<<<<

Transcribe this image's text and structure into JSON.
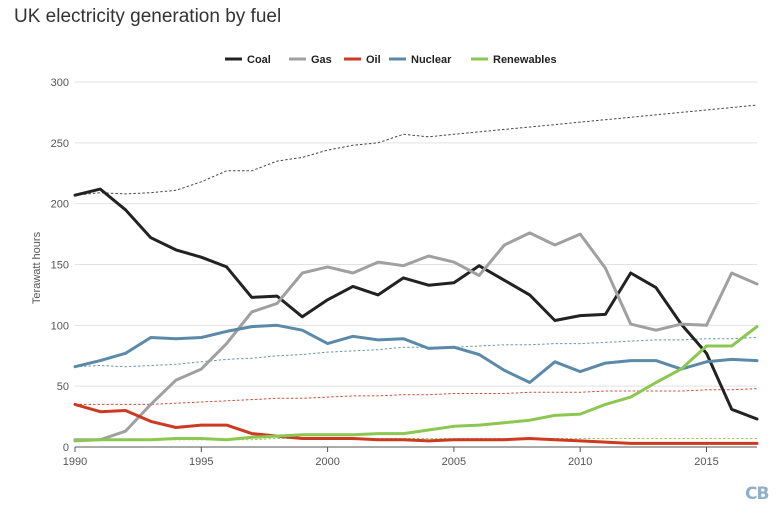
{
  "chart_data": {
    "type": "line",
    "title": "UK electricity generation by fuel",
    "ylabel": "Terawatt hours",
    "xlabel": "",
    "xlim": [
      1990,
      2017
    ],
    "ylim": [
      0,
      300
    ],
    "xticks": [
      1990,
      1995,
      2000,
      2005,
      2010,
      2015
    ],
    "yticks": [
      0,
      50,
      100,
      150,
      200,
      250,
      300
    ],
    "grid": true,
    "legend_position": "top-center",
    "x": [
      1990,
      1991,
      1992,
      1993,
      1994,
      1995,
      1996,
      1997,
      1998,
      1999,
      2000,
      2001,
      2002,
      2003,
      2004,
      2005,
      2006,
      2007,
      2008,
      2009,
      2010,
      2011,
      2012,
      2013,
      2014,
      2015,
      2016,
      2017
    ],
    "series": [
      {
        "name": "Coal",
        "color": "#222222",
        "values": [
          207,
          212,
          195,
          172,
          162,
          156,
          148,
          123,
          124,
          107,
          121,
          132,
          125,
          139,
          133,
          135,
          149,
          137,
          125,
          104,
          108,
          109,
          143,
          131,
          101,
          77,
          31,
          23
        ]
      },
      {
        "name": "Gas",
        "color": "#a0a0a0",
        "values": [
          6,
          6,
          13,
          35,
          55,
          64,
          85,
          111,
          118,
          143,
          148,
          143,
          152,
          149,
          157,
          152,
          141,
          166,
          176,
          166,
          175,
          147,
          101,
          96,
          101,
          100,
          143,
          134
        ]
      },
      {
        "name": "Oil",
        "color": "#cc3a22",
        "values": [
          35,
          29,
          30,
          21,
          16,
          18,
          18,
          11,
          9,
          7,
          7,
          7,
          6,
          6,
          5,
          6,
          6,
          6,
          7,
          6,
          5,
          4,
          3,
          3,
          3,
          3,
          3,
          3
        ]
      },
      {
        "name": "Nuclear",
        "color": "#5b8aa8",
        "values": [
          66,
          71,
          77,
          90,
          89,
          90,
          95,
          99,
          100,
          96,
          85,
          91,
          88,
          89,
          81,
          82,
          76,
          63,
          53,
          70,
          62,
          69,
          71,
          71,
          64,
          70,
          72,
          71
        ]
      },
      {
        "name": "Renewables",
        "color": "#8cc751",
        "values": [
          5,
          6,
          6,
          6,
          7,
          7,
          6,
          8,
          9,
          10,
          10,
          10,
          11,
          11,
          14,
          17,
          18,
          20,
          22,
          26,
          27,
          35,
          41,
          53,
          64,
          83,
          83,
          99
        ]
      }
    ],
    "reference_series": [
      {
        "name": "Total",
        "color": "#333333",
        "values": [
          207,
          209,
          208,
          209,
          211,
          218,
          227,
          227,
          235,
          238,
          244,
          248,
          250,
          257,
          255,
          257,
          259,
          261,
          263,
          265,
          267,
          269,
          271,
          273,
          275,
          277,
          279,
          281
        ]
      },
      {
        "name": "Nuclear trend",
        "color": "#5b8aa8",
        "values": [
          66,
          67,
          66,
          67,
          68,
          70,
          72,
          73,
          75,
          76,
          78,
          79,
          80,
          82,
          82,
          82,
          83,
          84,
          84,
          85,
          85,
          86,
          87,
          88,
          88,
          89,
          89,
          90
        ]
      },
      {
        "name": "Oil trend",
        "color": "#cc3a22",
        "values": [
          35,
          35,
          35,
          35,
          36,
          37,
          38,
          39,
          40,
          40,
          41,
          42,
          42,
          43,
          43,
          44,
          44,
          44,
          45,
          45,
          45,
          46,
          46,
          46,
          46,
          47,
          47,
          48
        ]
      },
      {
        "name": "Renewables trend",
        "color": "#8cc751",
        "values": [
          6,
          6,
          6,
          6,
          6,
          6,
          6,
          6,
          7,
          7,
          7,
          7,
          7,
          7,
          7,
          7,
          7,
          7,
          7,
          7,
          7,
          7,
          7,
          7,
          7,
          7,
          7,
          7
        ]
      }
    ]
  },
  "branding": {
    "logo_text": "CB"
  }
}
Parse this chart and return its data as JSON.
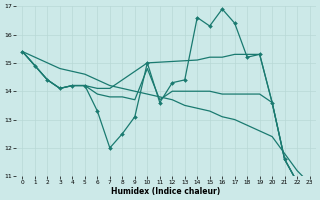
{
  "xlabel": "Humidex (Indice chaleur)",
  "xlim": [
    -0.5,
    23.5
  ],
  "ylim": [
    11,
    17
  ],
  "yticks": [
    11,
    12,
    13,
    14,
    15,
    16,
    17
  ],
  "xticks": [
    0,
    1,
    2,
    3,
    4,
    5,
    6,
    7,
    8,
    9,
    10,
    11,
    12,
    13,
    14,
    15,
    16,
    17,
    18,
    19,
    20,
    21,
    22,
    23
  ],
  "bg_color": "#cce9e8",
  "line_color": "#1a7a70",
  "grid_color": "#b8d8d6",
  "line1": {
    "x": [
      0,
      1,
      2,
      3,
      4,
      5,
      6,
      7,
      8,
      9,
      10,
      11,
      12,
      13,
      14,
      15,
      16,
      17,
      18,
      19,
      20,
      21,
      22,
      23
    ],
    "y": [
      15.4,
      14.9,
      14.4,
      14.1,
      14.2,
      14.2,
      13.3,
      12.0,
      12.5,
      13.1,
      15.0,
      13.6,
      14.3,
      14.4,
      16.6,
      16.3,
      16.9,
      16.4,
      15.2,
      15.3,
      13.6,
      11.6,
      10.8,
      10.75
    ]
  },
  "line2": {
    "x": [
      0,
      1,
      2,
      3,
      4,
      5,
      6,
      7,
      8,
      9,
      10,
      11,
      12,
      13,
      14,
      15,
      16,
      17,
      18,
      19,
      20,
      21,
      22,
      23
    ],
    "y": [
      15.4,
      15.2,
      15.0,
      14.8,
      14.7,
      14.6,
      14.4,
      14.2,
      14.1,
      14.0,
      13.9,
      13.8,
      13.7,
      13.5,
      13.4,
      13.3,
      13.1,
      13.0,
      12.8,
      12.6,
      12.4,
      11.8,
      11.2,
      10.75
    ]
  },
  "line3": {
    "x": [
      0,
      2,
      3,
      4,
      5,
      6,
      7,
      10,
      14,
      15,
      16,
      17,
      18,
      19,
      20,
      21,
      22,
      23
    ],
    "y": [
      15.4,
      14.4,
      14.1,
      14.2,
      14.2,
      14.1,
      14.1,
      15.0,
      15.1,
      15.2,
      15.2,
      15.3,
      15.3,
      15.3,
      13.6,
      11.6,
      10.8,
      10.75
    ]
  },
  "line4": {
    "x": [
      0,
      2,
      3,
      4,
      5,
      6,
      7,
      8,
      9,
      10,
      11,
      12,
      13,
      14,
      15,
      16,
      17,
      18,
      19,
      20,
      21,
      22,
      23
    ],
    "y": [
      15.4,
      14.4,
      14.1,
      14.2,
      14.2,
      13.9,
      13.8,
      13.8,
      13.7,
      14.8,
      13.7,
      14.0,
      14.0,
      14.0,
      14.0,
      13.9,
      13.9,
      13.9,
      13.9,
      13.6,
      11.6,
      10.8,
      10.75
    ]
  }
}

>>>>

**Work instructions:**
Leave out the pictures and output the rest of the material exactly as written.

**Finished answer:**
Transcribe this image's text and structure into JSON.
{
  "chart_data": {
    "type": "line",
    "title": "UK electricity generation by fuel",
    "ylabel": "Terawatt hours",
    "xlabel": "",
    "xlim": [
      1990,
      2017
    ],
    "ylim": [
      0,
      300
    ],
    "xticks": [
      1990,
      1995,
      2000,
      2005,
      2010,
      2015
    ],
    "yticks": [
      0,
      50,
      100,
      150,
      200,
      250,
      300
    ],
    "grid": true,
    "legend_position": "top-center",
    "x": [
      1990,
      1991,
      1992,
      1993,
      1994,
      1995,
      1996,
      1997,
      1998,
      1999,
      2000,
      2001,
      2002,
      2003,
      2004,
      2005,
      2006,
      2007,
      2008,
      2009,
      2010,
      2011,
      2012,
      2013,
      2014,
      2015,
      2016,
      2017
    ],
    "series": [
      {
        "name": "Coal",
        "color": "#222222",
        "values": [
          207,
          212,
          195,
          172,
          162,
          156,
          148,
          123,
          124,
          107,
          121,
          132,
          125,
          139,
          133,
          135,
          149,
          137,
          125,
          104,
          108,
          109,
          143,
          131,
          101,
          77,
          31,
          23
        ]
      },
      {
        "name": "Gas",
        "color": "#a0a0a0",
        "values": [
          6,
          6,
          13,
          35,
          55,
          64,
          85,
          111,
          118,
          143,
          148,
          143,
          152,
          149,
          157,
          152,
          141,
          166,
          176,
          166,
          175,
          147,
          101,
          96,
          101,
          100,
          143,
          134
        ]
      },
      {
        "name": "Oil",
        "color": "#cc3a22",
        "values": [
          35,
          29,
          30,
          21,
          16,
          18,
          18,
          11,
          9,
          7,
          7,
          7,
          6,
          6,
          5,
          6,
          6,
          6,
          7,
          6,
          5,
          4,
          3,
          3,
          3,
          3,
          3,
          3
        ]
      },
      {
        "name": "Nuclear",
        "color": "#5b8aa8",
        "values": [
          66,
          71,
          77,
          90,
          89,
          90,
          95,
          99,
          100,
          96,
          85,
          91,
          88,
          89,
          81,
          82,
          76,
          63,
          53,
          70,
          62,
          69,
          71,
          71,
          64,
          70,
          72,
          71
        ]
      },
      {
        "name": "Renewables",
        "color": "#8cc751",
        "values": [
          5,
          6,
          6,
          6,
          7,
          7,
          6,
          8,
          9,
          10,
          10,
          10,
          11,
          11,
          14,
          17,
          18,
          20,
          22,
          26,
          27,
          35,
          41,
          53,
          64,
          83,
          83,
          99
        ]
      }
    ],
    "reference_series": [
      {
        "name": "Total",
        "color": "#333333",
        "values": [
          207,
          209,
          208,
          209,
          211,
          218,
          227,
          227,
          235,
          238,
          244,
          248,
          250,
          257,
          255,
          257,
          259,
          261,
          263,
          265,
          267,
          269,
          271,
          273,
          275,
          277,
          279,
          281
        ]
      },
      {
        "name": "Nuclear trend",
        "color": "#5b8aa8",
        "values": [
          66,
          67,
          66,
          67,
          68,
          70,
          72,
          73,
          75,
          76,
          78,
          79,
          80,
          82,
          82,
          82,
          83,
          84,
          84,
          85,
          85,
          86,
          87,
          88,
          88,
          89,
          89,
          90
        ]
      },
      {
        "name": "Oil trend",
        "color": "#cc3a22",
        "values": [
          35,
          35,
          35,
          35,
          36,
          37,
          38,
          39,
          40,
          40,
          41,
          42,
          42,
          43,
          43,
          44,
          44,
          44,
          45,
          45,
          45,
          46,
          46,
          46,
          46,
          47,
          47,
          48
        ]
      },
      {
        "name": "Renewables trend",
        "color": "#8cc751",
        "values": [
          6,
          6,
          6,
          6,
          6,
          6,
          6,
          6,
          7,
          7,
          7,
          7,
          7,
          7,
          7,
          7,
          7,
          7,
          7,
          7,
          7,
          7,
          7,
          7,
          7,
          7,
          7,
          7
        ]
      }
    ]
  },
  "branding": {
    "logo_text": "CB"
  }
}
Parse this chart and return its data as JSON.
{
  "xlabel": "Humidex (Indice chaleur)",
  "xlim": [
    -0.5,
    23.5
  ],
  "ylim": [
    11,
    17
  ],
  "yticks": [
    11,
    12,
    13,
    14,
    15,
    16,
    17
  ],
  "xticks": [
    0,
    1,
    2,
    3,
    4,
    5,
    6,
    7,
    8,
    9,
    10,
    11,
    12,
    13,
    14,
    15,
    16,
    17,
    18,
    19,
    20,
    21,
    22,
    23
  ],
  "bg_color": "#cce9e8",
  "line_color": "#1a7a70",
  "grid_color": "#b8d8d6",
  "line1": {
    "x": [
      0,
      1,
      2,
      3,
      4,
      5,
      6,
      7,
      8,
      9,
      10,
      11,
      12,
      13,
      14,
      15,
      16,
      17,
      18,
      19,
      20,
      21,
      22,
      23
    ],
    "y": [
      15.4,
      14.9,
      14.4,
      14.1,
      14.2,
      14.2,
      13.3,
      12.0,
      12.5,
      13.1,
      15.0,
      13.6,
      14.3,
      14.4,
      16.6,
      16.3,
      16.9,
      16.4,
      15.2,
      15.3,
      13.6,
      11.6,
      10.8,
      10.75
    ]
  },
  "line2": {
    "x": [
      0,
      1,
      2,
      3,
      4,
      5,
      6,
      7,
      8,
      9,
      10,
      11,
      12,
      13,
      14,
      15,
      16,
      17,
      18,
      19,
      20,
      21,
      22,
      23
    ],
    "y": [
      15.4,
      15.2,
      15.0,
      14.8,
      14.7,
      14.6,
      14.4,
      14.2,
      14.1,
      14.0,
      13.9,
      13.8,
      13.7,
      13.5,
      13.4,
      13.3,
      13.1,
      13.0,
      12.8,
      12.6,
      12.4,
      11.8,
      11.2,
      10.75
    ]
  },
  "line3": {
    "x": [
      0,
      2,
      3,
      4,
      5,
      6,
      7,
      10,
      14,
      15,
      16,
      17,
      18,
      19,
      20,
      21,
      22,
      23
    ],
    "y": [
      15.4,
      14.4,
      14.1,
      14.2,
      14.2,
      14.1,
      14.1,
      15.0,
      15.1,
      15.2,
      15.2,
      15.3,
      15.3,
      15.3,
      13.6,
      11.6,
      10.8,
      10.75
    ]
  },
  "line4": {
    "x": [
      0,
      2,
      3,
      4,
      5,
      6,
      7,
      8,
      9,
      10,
      11,
      12,
      13,
      14,
      15,
      16,
      17,
      18,
      19,
      20,
      21,
      22,
      23
    ],
    "y": [
      15.4,
      14.4,
      14.1,
      14.2,
      14.2,
      13.9,
      13.8,
      13.8,
      13.7,
      14.8,
      13.7,
      14.0,
      14.0,
      14.0,
      14.0,
      13.9,
      13.9,
      13.9,
      13.9,
      13.6,
      11.6,
      10.8,
      10.75
    ]
  }
}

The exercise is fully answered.